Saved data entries
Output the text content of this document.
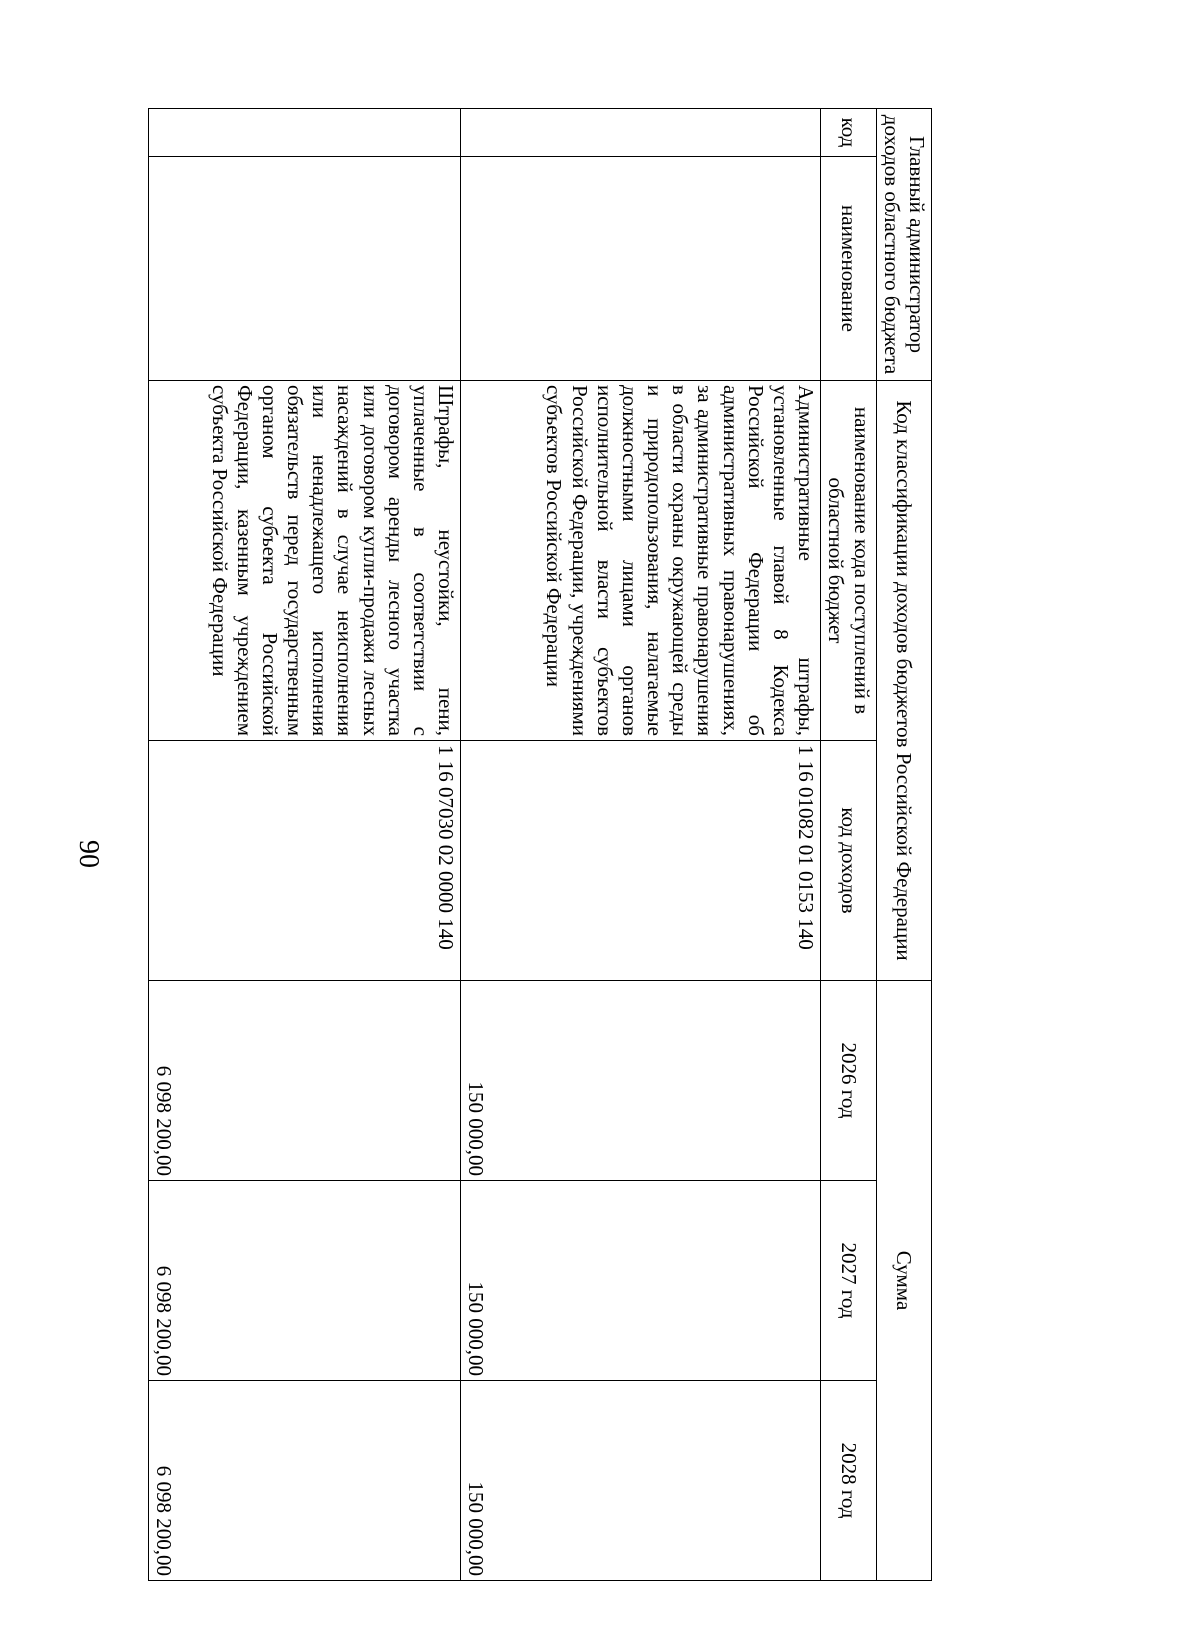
90
Главный администратор доходов областного бюджета		Код классификации доходов бюджетов Российской Федерации		Сумма		
код	наименование	наименование кода поступлений в областной бюджет	код доходов	2026 год	2027 год	2028 год
		Административные штрафы, установленные главой 8 Кодекса Российской Федерации об административных правонарушениях, за административные правонарушения в области охраны окружающей среды и природопользования, налагаемые должностными лицами органов исполнительной власти субъектов Российской Федерации, учреждениями субъектов Российской Федерации	1 16 01082 01 0153 140	150 000,00	150 000,00	150 000,00
		Штрафы, неустойки, пени, уплаченные в соответствии с договором аренды лесного участка или договором купли-продажи лесных насаждений в случае неисполнения или ненадлежащего исполнения обязательств перед государственным органом субъекта Российской Федерации, казенным учреждением субъекта Российской Федерации	1 16 07030 02 0000 140	6 098 200,00	6 098 200,00	6 098 200,00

Set problem: Skip the pictures and transcribe the rest of the records exactly.

Response to this exercise:
Output the text content of this document.
90
Главный администратор доходов областного бюджета		Код классификации доходов бюджетов Российской Федерации		Сумма		
код	наименование	наименование кода поступлений в областной бюджет	код доходов	2026 год	2027 год	2028 год
		Административные штрафы, установленные главой 8 Кодекса Российской Федерации об административных правонарушениях, за административные правонарушения в области охраны окружающей среды и природопользования, налагаемые должностными лицами органов исполнительной власти субъектов Российской Федерации, учреждениями субъектов Российской Федерации	1 16 01082 01 0153 140	150 000,00	150 000,00	150 000,00
		Штрафы, неустойки, пени, уплаченные в соответствии с договором аренды лесного участка или договором купли-продажи лесных насаждений в случае неисполнения или ненадлежащего исполнения обязательств перед государственным органом субъекта Российской Федерации, казенным учреждением субъекта Российской Федерации	1 16 07030 02 0000 140	6 098 200,00	6 098 200,00	6 098 200,00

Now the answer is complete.